- _Exercise requirements_:
Reproduce the items starting at the line that contains "443, 171, 455]" and ending at the line that contains "510, 357, 522]", substituting "data-point-green" for every occurrence of "data-point-teal" and leaving everything else unchanged.

(Raw records)
+--

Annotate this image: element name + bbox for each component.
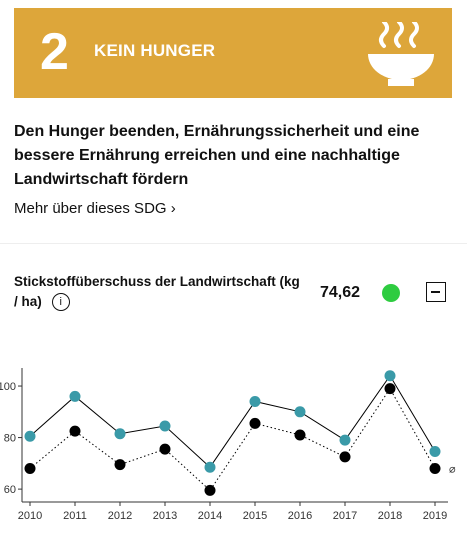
data-point-black	[159, 443, 171, 455]
data-point-black	[384, 383, 396, 395]
x-tick-label: 2010	[18, 510, 42, 522]
y-tick-label: 100	[0, 381, 16, 393]
indicator-title: Stickstoffüberschuss der Landwirtschaft …	[14, 272, 304, 312]
data-point-black	[114, 459, 126, 471]
data-point-black	[294, 429, 306, 441]
data-point-teal	[294, 406, 306, 418]
x-tick-label: 2018	[378, 510, 402, 522]
x-tick-label: 2012	[108, 510, 132, 522]
sdg-title: KEIN HUNGER	[94, 41, 216, 60]
data-point-teal	[429, 445, 441, 457]
x-tick-label: 2014	[198, 510, 222, 522]
data-point-black	[429, 463, 441, 474]
data-point-black	[249, 417, 261, 429]
more-about-sdg-link[interactable]: Mehr über dieses SDG ›	[14, 200, 176, 217]
average-symbol: ⌀	[449, 464, 456, 476]
indicator-title-text: Stickstoffüberschuss der Landwirtschaft …	[14, 274, 300, 309]
y-tick-label: 80	[4, 433, 16, 445]
data-point-teal	[69, 390, 81, 402]
x-tick-label: 2017	[333, 510, 357, 522]
sdg-description: Den Hunger beenden, Ernährungssicherheit…	[14, 123, 420, 188]
data-point-teal	[204, 461, 216, 473]
data-point-teal	[114, 428, 126, 440]
series-line-dotted	[29, 387, 436, 492]
sdg-number: 2	[40, 23, 69, 81]
x-tick-label: 2011	[63, 510, 87, 522]
data-point-teal	[249, 396, 261, 407]
data-point-teal	[159, 420, 171, 432]
info-icon[interactable]: i	[51, 293, 70, 312]
status-dot	[382, 284, 400, 302]
indicator-value: 74,62	[320, 284, 361, 301]
data-point-black	[204, 484, 216, 496]
data-point-teal	[24, 430, 36, 442]
soup-bowl-icon	[368, 22, 434, 86]
y-tick-label: 60	[4, 484, 16, 496]
collapse-button[interactable]	[426, 282, 446, 302]
x-tick-label: 2019	[423, 510, 447, 522]
x-tick-label: 2016	[288, 510, 312, 522]
data-point-black	[69, 425, 81, 437]
x-tick-label: 2015	[243, 510, 267, 522]
data-point-black	[24, 463, 36, 474]
sdg-banner: 2 KEIN HUNGER	[14, 8, 452, 98]
line-chart: 60 80 100 2010 2011 2012 2013 2014 2015 2016 2017 2…	[0, 368, 456, 522]
data-point-teal	[339, 434, 351, 446]
divider	[0, 243, 467, 244]
data-point-teal	[384, 370, 396, 382]
data-point-black	[339, 451, 351, 463]
x-tick-label: 2013	[153, 510, 177, 522]
series-line-solid	[29, 374, 436, 468]
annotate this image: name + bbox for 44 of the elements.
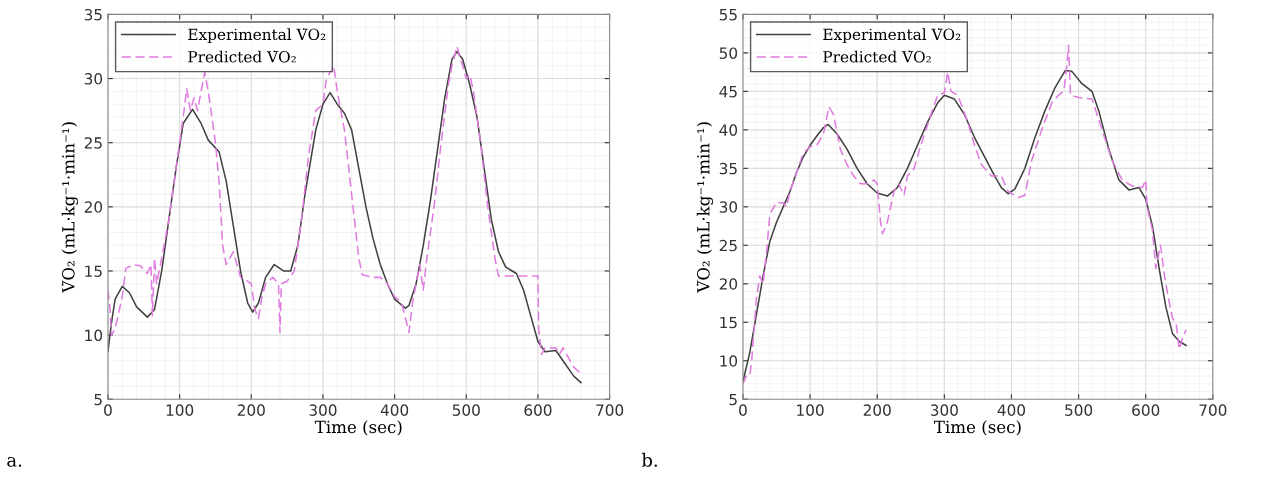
x-tick-label: 200 [863,404,891,416]
x-tick-label: 200 [237,404,265,416]
x-tick-label: 0 [104,404,112,416]
legend-label: Experimental V̇O₂ [823,28,961,44]
y-tick-label: 50 [719,47,738,59]
y-tick-label: 40 [719,124,738,136]
y-tick-label: 35 [719,162,737,175]
y-tick-label: 55 [719,9,737,21]
text: a. [7,456,22,467]
x-axis-title: Time (sec) [314,420,402,436]
y-tick-label: 35 [84,8,102,21]
x-tick-label: 600 [524,404,552,416]
x-tick-label: 100 [797,404,824,416]
x-tick-label: 700 [596,404,624,416]
x-tick-label: 700 [1199,404,1227,416]
legend-label: Predicted V̇O₂ [188,50,296,63]
x-tick-label: 300 [309,404,337,416]
y-tick-label: 10 [85,329,103,342]
y-tick-label: 30 [84,73,103,85]
y-tick-label: 15 [720,316,737,329]
x-tick-label: 500 [452,404,480,416]
y-tick-label: 25 [84,137,102,149]
y-tick-label: 10 [720,355,738,367]
y-tick-label: 5 [729,393,737,406]
y-axis-title: V̇O₂ (mL·kg⁻¹·min⁻¹) [696,122,714,293]
x-tick-label: 500 [1065,404,1093,416]
x-tick-label: 400 [380,404,409,416]
x-tick-label: 300 [930,404,958,416]
legend-label: Experimental V̇O₂ [188,28,326,44]
x-tick-label: 100 [166,404,194,416]
x-axis-title: Time (sec) [933,420,1021,436]
y-tick-label: 30 [719,201,738,213]
y-tick-label: 25 [719,239,737,252]
y-tick-label: 20 [84,201,103,213]
y-tick-label: 45 [719,86,737,98]
legend-label: Predicted V̇O₂ [823,50,931,63]
y-tick-label: 20 [719,278,738,290]
y-tick-label: 15 [85,265,102,277]
x-tick-label: 0 [739,404,747,416]
text: b. [641,452,657,467]
y-tick-label: 5 [94,393,102,406]
y-axis-title: V̇O₂ (mL·kg⁻¹·min⁻¹) [61,122,79,293]
x-tick-label: 600 [1132,404,1160,416]
x-tick-label: 400 [997,404,1026,416]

+--

- _Reply_:
data-point-black	[159, 443, 171, 455]
data-point-black	[384, 383, 396, 395]
x-tick-label: 2010	[18, 510, 42, 522]
y-tick-label: 100	[0, 381, 16, 393]
indicator-title: Stickstoffüberschuss der Landwirtschaft …	[14, 272, 304, 312]
data-point-black	[114, 459, 126, 471]
data-point-black	[294, 429, 306, 441]
data-point-green	[294, 406, 306, 418]
x-tick-label: 2018	[378, 510, 402, 522]
x-tick-label: 2012	[108, 510, 132, 522]
sdg-title: KEIN HUNGER	[94, 41, 216, 60]
data-point-green	[429, 445, 441, 457]
x-tick-label: 2014	[198, 510, 222, 522]
data-point-black	[429, 463, 441, 474]
data-point-black	[249, 417, 261, 429]
more-about-sdg-link[interactable]: Mehr über dieses SDG ›	[14, 200, 176, 217]
average-symbol: ⌀	[449, 464, 456, 476]
indicator-title-text: Stickstoffüberschuss der Landwirtschaft …	[14, 274, 300, 309]
y-tick-label: 80	[4, 433, 16, 445]
data-point-green	[69, 390, 81, 402]
x-tick-label: 2017	[333, 510, 357, 522]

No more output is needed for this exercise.